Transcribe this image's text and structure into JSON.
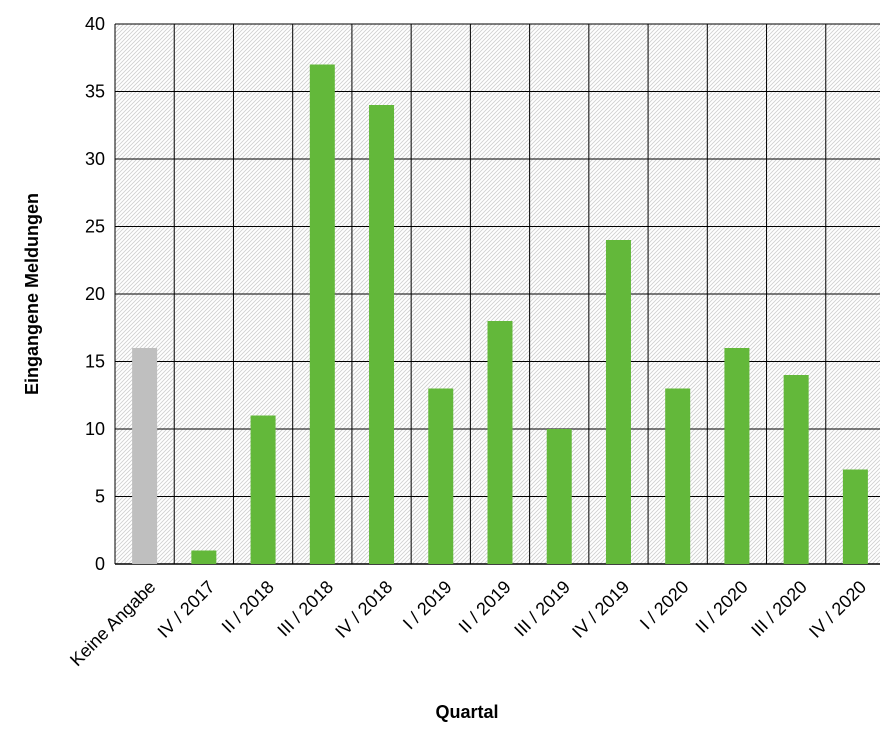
{
  "chart_data": {
    "type": "bar",
    "title": "",
    "xlabel": "Quartal",
    "ylabel": "Eingangene Meldungen",
    "categories": [
      "Keine Angabe",
      "IV / 2017",
      "II / 2018",
      "III / 2018",
      "IV / 2018",
      "I / 2019",
      "II / 2019",
      "III / 2019",
      "IV / 2019",
      "I / 2020",
      "II / 2020",
      "III / 2020",
      "IV / 2020"
    ],
    "values": [
      16,
      1,
      11,
      37,
      34,
      13,
      18,
      10,
      24,
      13,
      16,
      14,
      7
    ],
    "bar_colors": [
      "#bfbfbf",
      "#63b83a",
      "#63b83a",
      "#63b83a",
      "#63b83a",
      "#63b83a",
      "#63b83a",
      "#63b83a",
      "#63b83a",
      "#63b83a",
      "#63b83a",
      "#63b83a",
      "#63b83a"
    ],
    "ylim": [
      0,
      40
    ],
    "yticks": [
      0,
      5,
      10,
      15,
      20,
      25,
      30,
      35,
      40
    ],
    "grid": true,
    "legend": false,
    "plot_background": "diagonal-hatch",
    "colors": {
      "bar_default": "#63b83a",
      "bar_missing": "#bfbfbf",
      "gridline": "#000000",
      "hatch": "#cfcfcf"
    }
  }
}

━━━━━━

### [AIM]
Report every line in the data above in which the word "hatch" appears.

### [ANSWER TO THE TASK]
    "plot_background": "diagonal-hatch",
      "hatch": "#cfcfcf"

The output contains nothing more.